*Stated exercise*
Take every line from the material that has the word "does" in it.

*Excerpted data*
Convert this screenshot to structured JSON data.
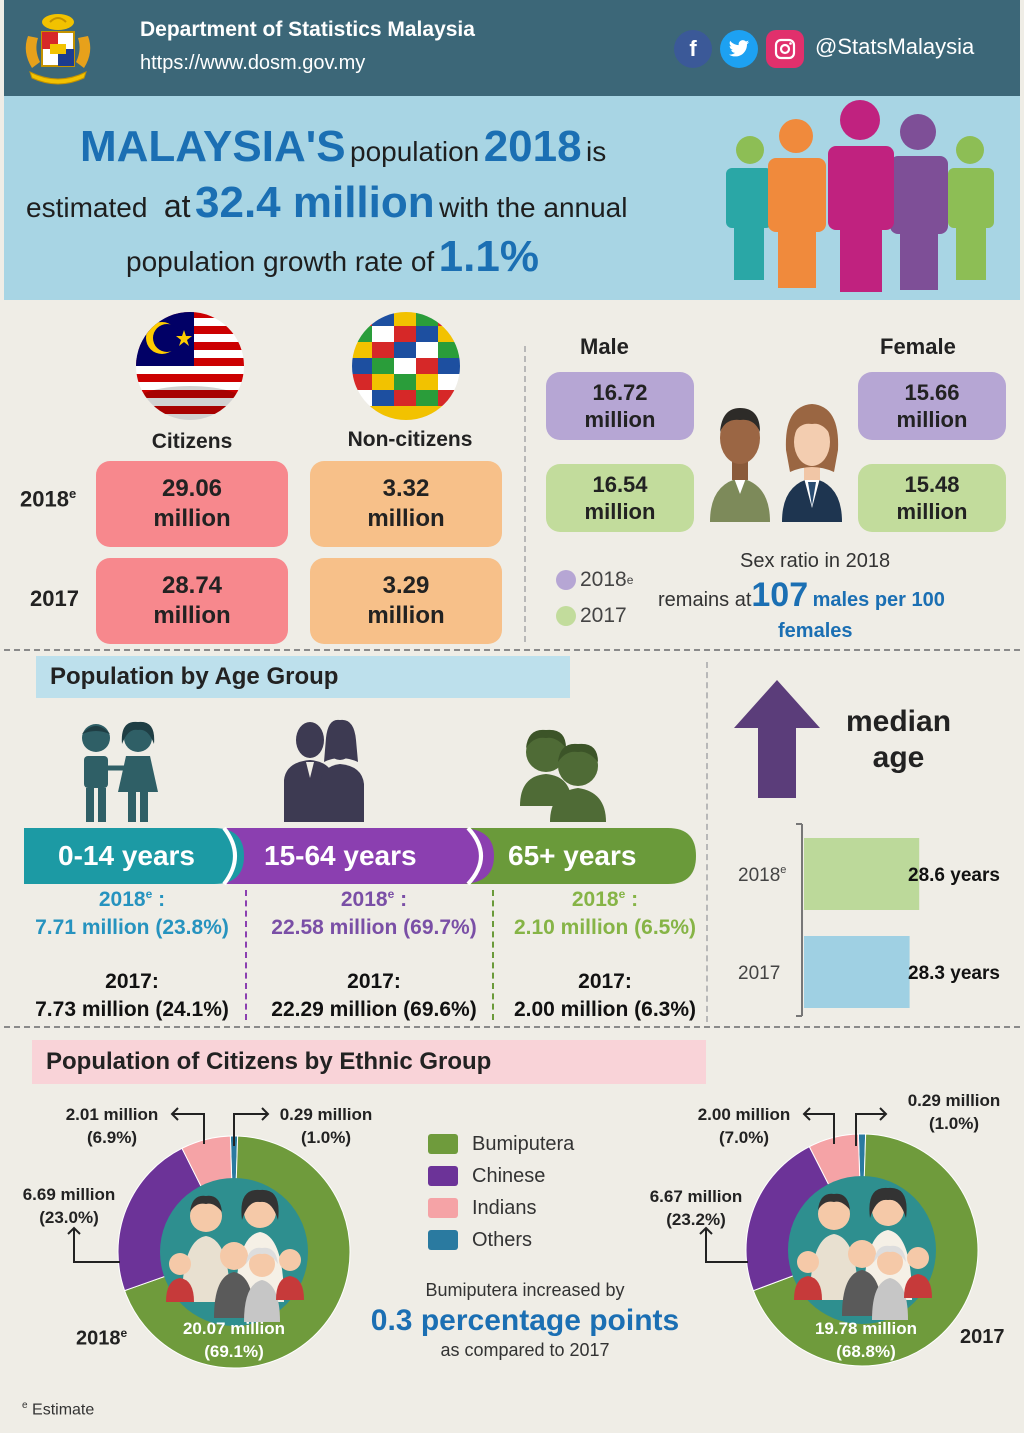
{
  "header": {
    "org_name": "Department of Statistics Malaysia",
    "url": "https://www.dosm.gov.my",
    "social_handle": "@StatsMalaysia",
    "social_icons": [
      "facebook-icon",
      "twitter-icon",
      "instagram-icon"
    ],
    "bg_color": "#3c6778"
  },
  "banner": {
    "w1": "MALAYSIA'S",
    "w2": "population",
    "w3": "2018",
    "w4": "is",
    "w5": "estimated",
    "w6": "at",
    "w7": "32.4 million",
    "w8": "with the annual",
    "w9": "population growth rate of",
    "w10": "1.1%"
  },
  "citizenship": {
    "citizens_label": "Citizens",
    "noncitizens_label": "Non-citizens",
    "years": [
      {
        "year": "2018",
        "sup": "e",
        "citizens": "29.06",
        "noncitizens": "3.32",
        "unit": "million"
      },
      {
        "year": "2017",
        "sup": "",
        "citizens": "28.74",
        "noncitizens": "3.29",
        "unit": "million"
      }
    ]
  },
  "gender": {
    "male_label": "Male",
    "female_label": "Female",
    "male_2018": "16.72",
    "male_2017": "16.54",
    "female_2018": "15.66",
    "female_2017": "15.48",
    "unit": "million",
    "legend_2018": "2018",
    "legend_2018_sup": "e",
    "legend_2017": "2017",
    "sex_ratio_title": "Sex ratio in 2018",
    "sex_ratio_pre": "remains at",
    "sex_ratio_value": "107",
    "sex_ratio_post": "males per 100",
    "sex_ratio_post2": "females"
  },
  "age_group": {
    "title": "Population by Age Group",
    "groups": [
      {
        "label": "0-14 years",
        "y2018_head": "2018",
        "y2018_val": "7.71 million (23.8%)",
        "y2017_head": "2017:",
        "y2017_val": "7.73 million (24.1%)",
        "color": "#1c9aa4"
      },
      {
        "label": "15-64 years",
        "y2018_head": "2018",
        "y2018_val": "22.58 million (69.7%)",
        "y2017_head": "2017:",
        "y2017_val": "22.29 million (69.6%)",
        "color": "#8b3fb0"
      },
      {
        "label": "65+ years",
        "y2018_head": "2018",
        "y2018_val": "2.10 million (6.5%)",
        "y2017_head": "2017:",
        "y2017_val": "2.00 million (6.3%)",
        "color": "#6a9a3a"
      }
    ],
    "sup": "e",
    "colon": " :"
  },
  "median_age": {
    "title_1": "median",
    "title_2": "age"
  },
  "ethnic": {
    "title": "Population of Citizens by Ethnic Group",
    "label_2018": "2018",
    "label_2018_sup": "e",
    "label_2017": "2017",
    "legend": [
      "Bumiputera",
      "Chinese",
      "Indians",
      "Others"
    ],
    "note_1": "Bumiputera increased by",
    "note_value": "0.3 percentage points",
    "note_2": "as compared to 2017",
    "lbl_2018": {
      "bumi": [
        "20.07 million",
        "(69.1%)"
      ],
      "chinese": [
        "6.69 million",
        "(23.0%)"
      ],
      "indians": [
        "2.01 million",
        "(6.9%)"
      ],
      "others": [
        "0.29 million",
        "(1.0%)"
      ]
    },
    "lbl_2017": {
      "bumi": [
        "19.78 million",
        "(68.8%)"
      ],
      "chinese": [
        "6.67 million",
        "(23.2%)"
      ],
      "indians": [
        "2.00 million",
        "(7.0%)"
      ],
      "others": [
        "0.29 million",
        "(1.0%)"
      ]
    }
  },
  "footnote": {
    "mark": "e",
    "text": "Estimate"
  },
  "chart_data": [
    {
      "type": "bar",
      "categories": [
        "2018",
        "2017"
      ],
      "values": [
        28.6,
        28.3
      ],
      "title": "median age",
      "value_labels": [
        "28.6 years",
        "28.3 years"
      ],
      "colors": [
        "#bcd99a",
        "#9fd0e3"
      ]
    },
    {
      "type": "pie",
      "title": "2018",
      "categories": [
        "Bumiputera",
        "Chinese",
        "Indians",
        "Others"
      ],
      "values": [
        69.1,
        23.0,
        6.9,
        1.0
      ],
      "colors": [
        "#6f9b3c",
        "#6c3398",
        "#f5a3a6",
        "#2a7aa0"
      ]
    },
    {
      "type": "pie",
      "title": "2017",
      "categories": [
        "Bumiputera",
        "Chinese",
        "Indians",
        "Others"
      ],
      "values": [
        68.8,
        23.2,
        7.0,
        1.0
      ],
      "colors": [
        "#6f9b3c",
        "#6c3398",
        "#f5a3a6",
        "#2a7aa0"
      ]
    }
  ]
}
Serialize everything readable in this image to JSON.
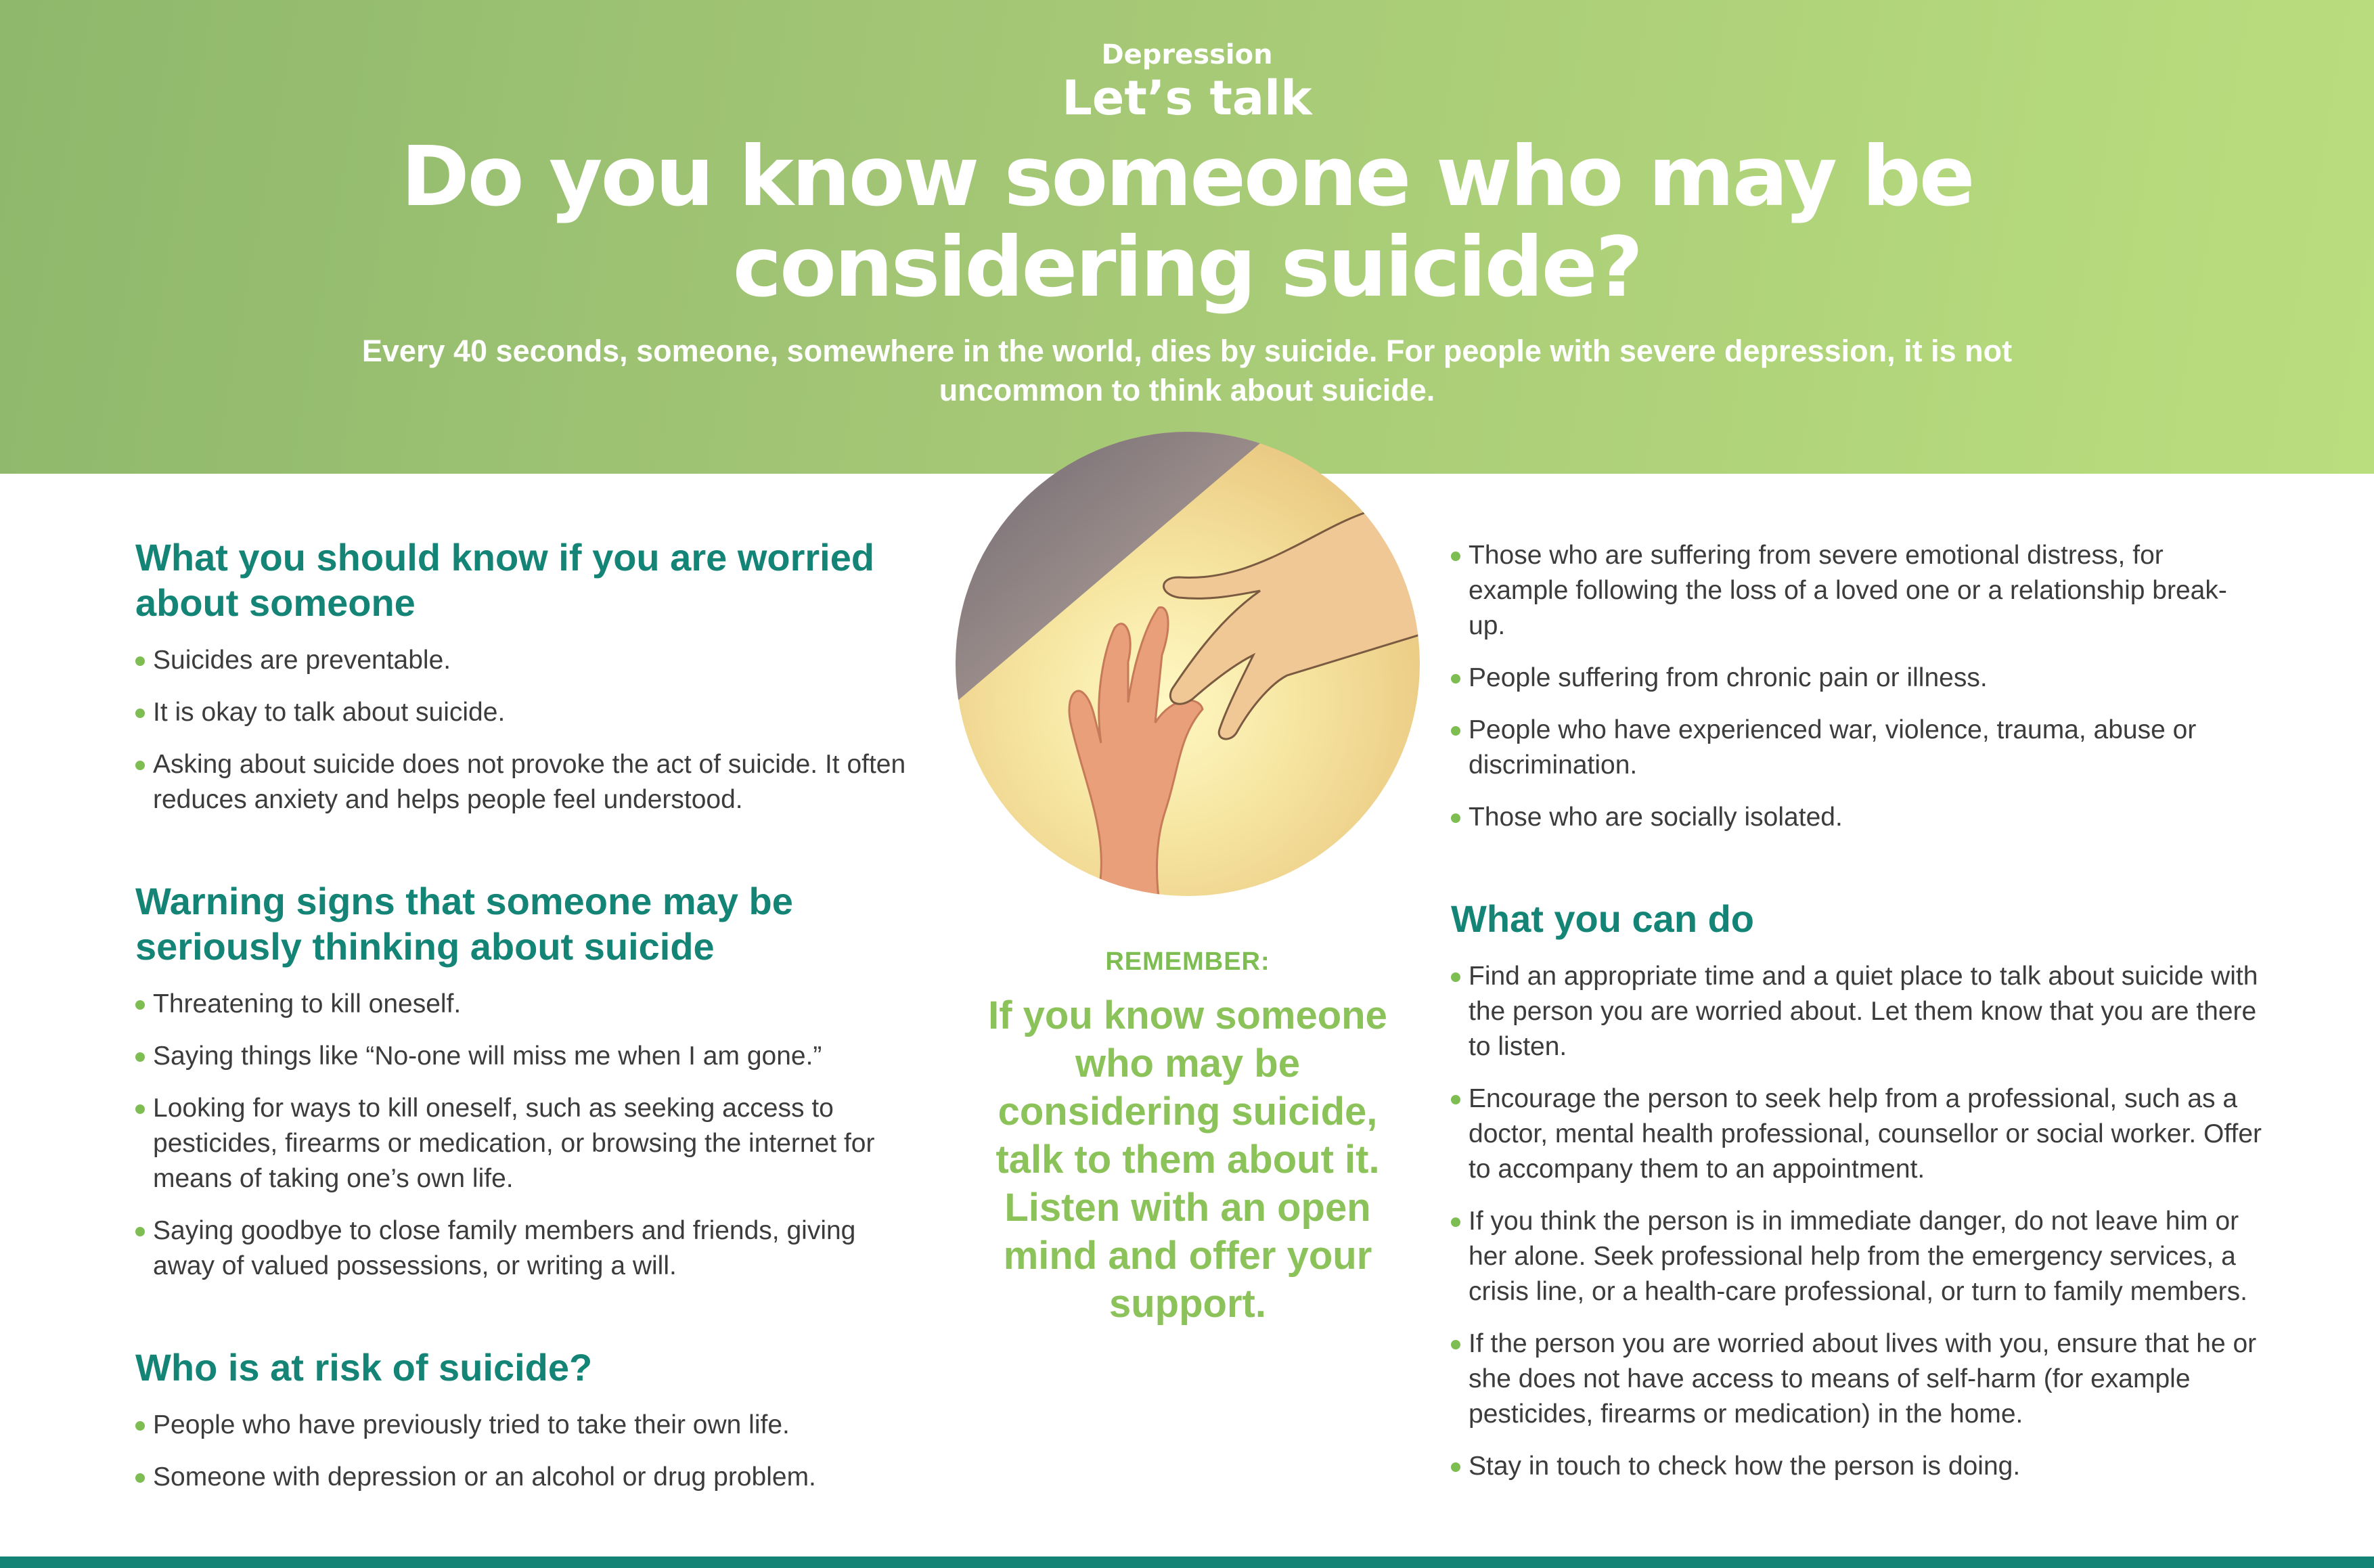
{
  "header": {
    "kicker": "Depression",
    "lets_talk": "Let’s talk",
    "title": "Do you know someone who may be considering suicide?",
    "subtitle": "Every 40 seconds, someone, somewhere in the world, dies by suicide. For people with severe depression, it is not uncommon to think about suicide."
  },
  "left": {
    "sections": [
      {
        "title": "What you should know if you are worried about someone",
        "items": [
          "Suicides are preventable.",
          "It is okay to talk about suicide.",
          "Asking about suicide does not provoke the act of suicide. It often reduces anxiety and helps people feel understood."
        ]
      },
      {
        "title": "Warning signs that someone may be seriously thinking about suicide",
        "items": [
          "Threatening to kill oneself.",
          "Saying things like “No-one will miss me when I am gone.”",
          "Looking for ways to kill oneself, such as seeking access to pesticides, firearms or medication, or browsing the internet for means of taking one’s own life.",
          "Saying goodbye to close family members and friends, giving away of valued possessions, or writing a will."
        ]
      },
      {
        "title": "Who is at risk of suicide?",
        "items": [
          "People who have previously tried to take their own life.",
          "Someone with depression or an alcohol or drug problem."
        ]
      }
    ]
  },
  "middle": {
    "remember_label": "REMEMBER:",
    "remember_text": "If you know someone who may be considering suicide, talk to them about it. Listen with an open mind and offer your support."
  },
  "right": {
    "risk_items": [
      "Those who are suffering from severe emotional distress, for example following the loss of a loved one or a relationship break-up.",
      "People suffering from chronic pain or illness.",
      "People who have experienced war, violence, trauma, abuse or discrimination.",
      "Those who are socially isolated."
    ],
    "can_do_title": "What you can do",
    "can_do_items": [
      "Find an appropriate time and a quiet place to talk about suicide with the person you are worried about. Let them know that you are there to listen.",
      "Encourage the person to seek help from a professional, such as a doctor, mental health professional, counsellor or social worker. Offer to accompany them to an appointment.",
      "If you think the person is in immediate danger, do not leave him or her alone. Seek professional help from the emergency services, a crisis line, or a health-care professional, or turn to family members.",
      "If the person you are worried about lives with you, ensure that he or she does not have access to means of self-harm (for example pesticides, firearms or medication) in the home.",
      "Stay in touch to check how the person is doing."
    ]
  },
  "colors": {
    "header_green": "#a5c876",
    "teal": "#138475",
    "bullet_green": "#7dbd52",
    "remember_green": "#8cc25a"
  },
  "icons": {
    "illustration": "reaching-hands-illustration"
  }
}
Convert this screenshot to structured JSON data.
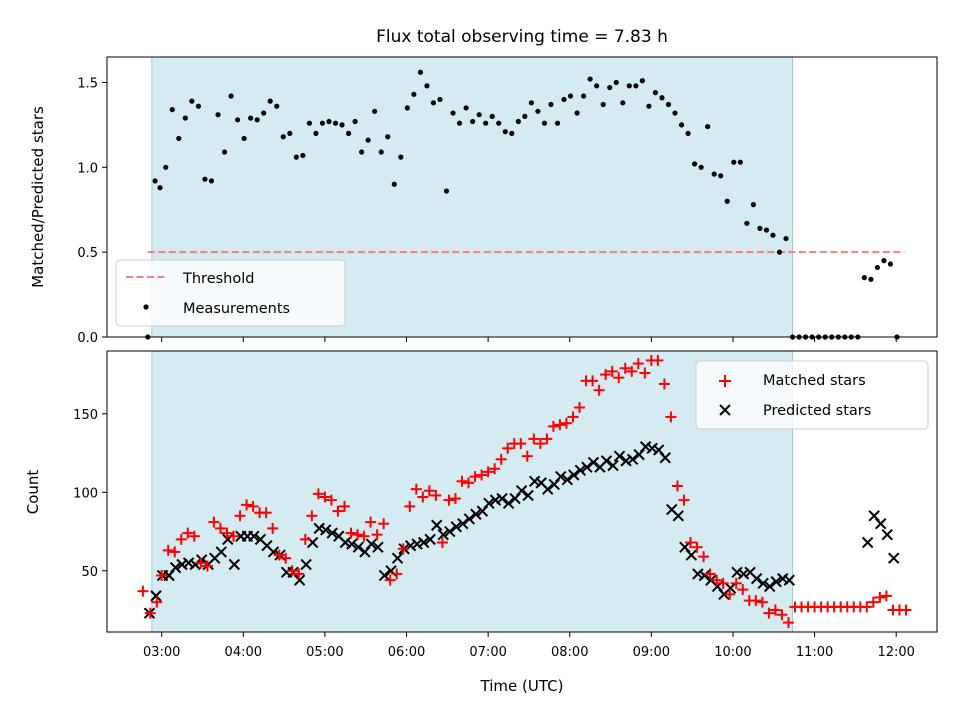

*Solution for this exercise*
          "Asking about suicide does not provoke the act of suicide. It often reduces anxiety and helps people feel understood."
      "If the person you are worried about lives with you, ensure that he or she does not have access to means of self-harm (for example pesticides, firearms or medication) in the home.",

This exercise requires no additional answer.